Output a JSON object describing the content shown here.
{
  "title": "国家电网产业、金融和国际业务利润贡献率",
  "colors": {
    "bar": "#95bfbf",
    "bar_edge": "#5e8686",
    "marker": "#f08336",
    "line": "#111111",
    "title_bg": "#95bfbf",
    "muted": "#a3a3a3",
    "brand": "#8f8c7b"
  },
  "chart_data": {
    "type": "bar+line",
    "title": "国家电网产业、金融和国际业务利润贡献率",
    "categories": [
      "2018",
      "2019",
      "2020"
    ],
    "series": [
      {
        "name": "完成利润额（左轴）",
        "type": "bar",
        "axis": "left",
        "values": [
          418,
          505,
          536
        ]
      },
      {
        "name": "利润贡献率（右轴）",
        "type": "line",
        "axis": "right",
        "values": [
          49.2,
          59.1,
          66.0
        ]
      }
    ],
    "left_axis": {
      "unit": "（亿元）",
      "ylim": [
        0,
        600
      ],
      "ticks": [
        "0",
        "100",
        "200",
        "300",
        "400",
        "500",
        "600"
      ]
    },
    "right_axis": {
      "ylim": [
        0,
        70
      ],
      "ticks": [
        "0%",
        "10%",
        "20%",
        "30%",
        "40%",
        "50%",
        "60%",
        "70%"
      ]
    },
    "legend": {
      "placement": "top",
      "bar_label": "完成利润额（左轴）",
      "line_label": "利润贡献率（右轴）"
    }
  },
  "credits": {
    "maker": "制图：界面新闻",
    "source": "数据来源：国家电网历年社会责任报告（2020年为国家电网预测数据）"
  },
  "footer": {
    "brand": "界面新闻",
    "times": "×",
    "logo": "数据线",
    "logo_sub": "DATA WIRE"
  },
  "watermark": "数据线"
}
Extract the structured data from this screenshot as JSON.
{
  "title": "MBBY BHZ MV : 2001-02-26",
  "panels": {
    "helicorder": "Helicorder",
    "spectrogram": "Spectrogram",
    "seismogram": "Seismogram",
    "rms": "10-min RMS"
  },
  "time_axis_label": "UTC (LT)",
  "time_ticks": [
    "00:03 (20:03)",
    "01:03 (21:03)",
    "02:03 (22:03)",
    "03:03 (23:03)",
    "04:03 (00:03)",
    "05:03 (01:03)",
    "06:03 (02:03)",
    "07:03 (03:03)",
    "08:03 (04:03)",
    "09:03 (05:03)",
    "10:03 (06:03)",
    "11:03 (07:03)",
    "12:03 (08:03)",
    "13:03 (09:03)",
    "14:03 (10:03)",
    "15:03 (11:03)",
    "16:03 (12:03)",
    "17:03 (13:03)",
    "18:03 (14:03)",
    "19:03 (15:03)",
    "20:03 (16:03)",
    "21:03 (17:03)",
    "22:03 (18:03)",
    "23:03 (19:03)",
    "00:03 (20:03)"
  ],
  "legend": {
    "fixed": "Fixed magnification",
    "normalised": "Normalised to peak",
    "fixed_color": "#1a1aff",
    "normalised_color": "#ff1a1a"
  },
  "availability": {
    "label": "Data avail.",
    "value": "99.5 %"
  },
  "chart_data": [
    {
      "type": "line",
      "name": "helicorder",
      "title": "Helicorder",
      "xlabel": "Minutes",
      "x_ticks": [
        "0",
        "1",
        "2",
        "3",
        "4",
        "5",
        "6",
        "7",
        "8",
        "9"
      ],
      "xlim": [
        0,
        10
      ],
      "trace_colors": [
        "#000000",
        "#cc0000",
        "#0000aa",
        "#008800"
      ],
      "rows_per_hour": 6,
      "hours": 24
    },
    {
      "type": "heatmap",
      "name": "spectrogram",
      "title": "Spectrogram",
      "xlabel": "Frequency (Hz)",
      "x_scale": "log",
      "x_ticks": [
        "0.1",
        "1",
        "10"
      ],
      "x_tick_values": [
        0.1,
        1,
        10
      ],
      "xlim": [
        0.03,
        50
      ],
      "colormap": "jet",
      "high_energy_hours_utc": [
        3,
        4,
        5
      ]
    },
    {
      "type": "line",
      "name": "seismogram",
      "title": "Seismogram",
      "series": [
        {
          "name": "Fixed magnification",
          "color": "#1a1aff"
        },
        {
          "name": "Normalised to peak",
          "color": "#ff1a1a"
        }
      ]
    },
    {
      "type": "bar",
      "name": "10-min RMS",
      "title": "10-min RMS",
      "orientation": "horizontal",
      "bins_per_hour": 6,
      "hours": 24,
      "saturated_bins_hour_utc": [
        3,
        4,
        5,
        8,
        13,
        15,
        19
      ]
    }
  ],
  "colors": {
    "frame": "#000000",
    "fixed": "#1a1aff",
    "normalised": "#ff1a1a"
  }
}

# [Exercise objective]
Please set down all the data word for word.

# [Response below]
Output a JSON object describing the content shown here.
{
  "title": "国家电网产业、金融和国际业务利润贡献率",
  "colors": {
    "bar": "#95bfbf",
    "bar_edge": "#5e8686",
    "marker": "#f08336",
    "line": "#111111",
    "title_bg": "#95bfbf",
    "muted": "#a3a3a3",
    "brand": "#8f8c7b"
  },
  "chart_data": {
    "type": "bar+line",
    "title": "国家电网产业、金融和国际业务利润贡献率",
    "categories": [
      "2018",
      "2019",
      "2020"
    ],
    "series": [
      {
        "name": "完成利润额（左轴）",
        "type": "bar",
        "axis": "left",
        "values": [
          418,
          505,
          536
        ]
      },
      {
        "name": "利润贡献率（右轴）",
        "type": "line",
        "axis": "right",
        "values": [
          49.2,
          59.1,
          66.0
        ]
      }
    ],
    "left_axis": {
      "unit": "（亿元）",
      "ylim": [
        0,
        600
      ],
      "ticks": [
        "0",
        "100",
        "200",
        "300",
        "400",
        "500",
        "600"
      ]
    },
    "right_axis": {
      "ylim": [
        0,
        70
      ],
      "ticks": [
        "0%",
        "10%",
        "20%",
        "30%",
        "40%",
        "50%",
        "60%",
        "70%"
      ]
    },
    "legend": {
      "placement": "top",
      "bar_label": "完成利润额（左轴）",
      "line_label": "利润贡献率（右轴）"
    }
  },
  "credits": {
    "maker": "制图：界面新闻",
    "source": "数据来源：国家电网历年社会责任报告（2020年为国家电网预测数据）"
  },
  "footer": {
    "brand": "界面新闻",
    "times": "×",
    "logo": "数据线",
    "logo_sub": "DATA WIRE"
  },
  "watermark": "数据线"
}
Extract the structured data from this screenshot as JSON.
{
  "title": "MBBY BHZ MV : 2001-02-26",
  "panels": {
    "helicorder": "Helicorder",
    "spectrogram": "Spectrogram",
    "seismogram": "Seismogram",
    "rms": "10-min RMS"
  },
  "time_axis_label": "UTC (LT)",
  "time_ticks": [
    "00:03 (20:03)",
    "01:03 (21:03)",
    "02:03 (22:03)",
    "03:03 (23:03)",
    "04:03 (00:03)",
    "05:03 (01:03)",
    "06:03 (02:03)",
    "07:03 (03:03)",
    "08:03 (04:03)",
    "09:03 (05:03)",
    "10:03 (06:03)",
    "11:03 (07:03)",
    "12:03 (08:03)",
    "13:03 (09:03)",
    "14:03 (10:03)",
    "15:03 (11:03)",
    "16:03 (12:03)",
    "17:03 (13:03)",
    "18:03 (14:03)",
    "19:03 (15:03)",
    "20:03 (16:03)",
    "21:03 (17:03)",
    "22:03 (18:03)",
    "23:03 (19:03)",
    "00:03 (20:03)"
  ],
  "legend": {
    "fixed": "Fixed magnification",
    "normalised": "Normalised to peak",
    "fixed_color": "#1a1aff",
    "normalised_color": "#ff1a1a"
  },
  "availability": {
    "label": "Data avail.",
    "value": "99.5 %"
  },
  "chart_data": [
    {
      "type": "line",
      "name": "helicorder",
      "title": "Helicorder",
      "xlabel": "Minutes",
      "x_ticks": [
        "0",
        "1",
        "2",
        "3",
        "4",
        "5",
        "6",
        "7",
        "8",
        "9"
      ],
      "xlim": [
        0,
        10
      ],
      "trace_colors": [
        "#000000",
        "#cc0000",
        "#0000aa",
        "#008800"
      ],
      "rows_per_hour": 6,
      "hours": 24
    },
    {
      "type": "heatmap",
      "name": "spectrogram",
      "title": "Spectrogram",
      "xlabel": "Frequency (Hz)",
      "x_scale": "log",
      "x_ticks": [
        "0.1",
        "1",
        "10"
      ],
      "x_tick_values": [
        0.1,
        1,
        10
      ],
      "xlim": [
        0.03,
        50
      ],
      "colormap": "jet",
      "high_energy_hours_utc": [
        3,
        4,
        5
      ]
    },
    {
      "type": "line",
      "name": "seismogram",
      "title": "Seismogram",
      "series": [
        {
          "name": "Fixed magnification",
          "color": "#1a1aff"
        },
        {
          "name": "Normalised to peak",
          "color": "#ff1a1a"
        }
      ]
    },
    {
      "type": "bar",
      "name": "10-min RMS",
      "title": "10-min RMS",
      "orientation": "horizontal",
      "bins_per_hour": 6,
      "hours": 24,
      "saturated_bins_hour_utc": [
        3,
        4,
        5,
        8,
        13,
        15,
        19
      ]
    }
  ],
  "colors": {
    "frame": "#000000",
    "fixed": "#1a1aff",
    "normalised": "#ff1a1a"
  }
}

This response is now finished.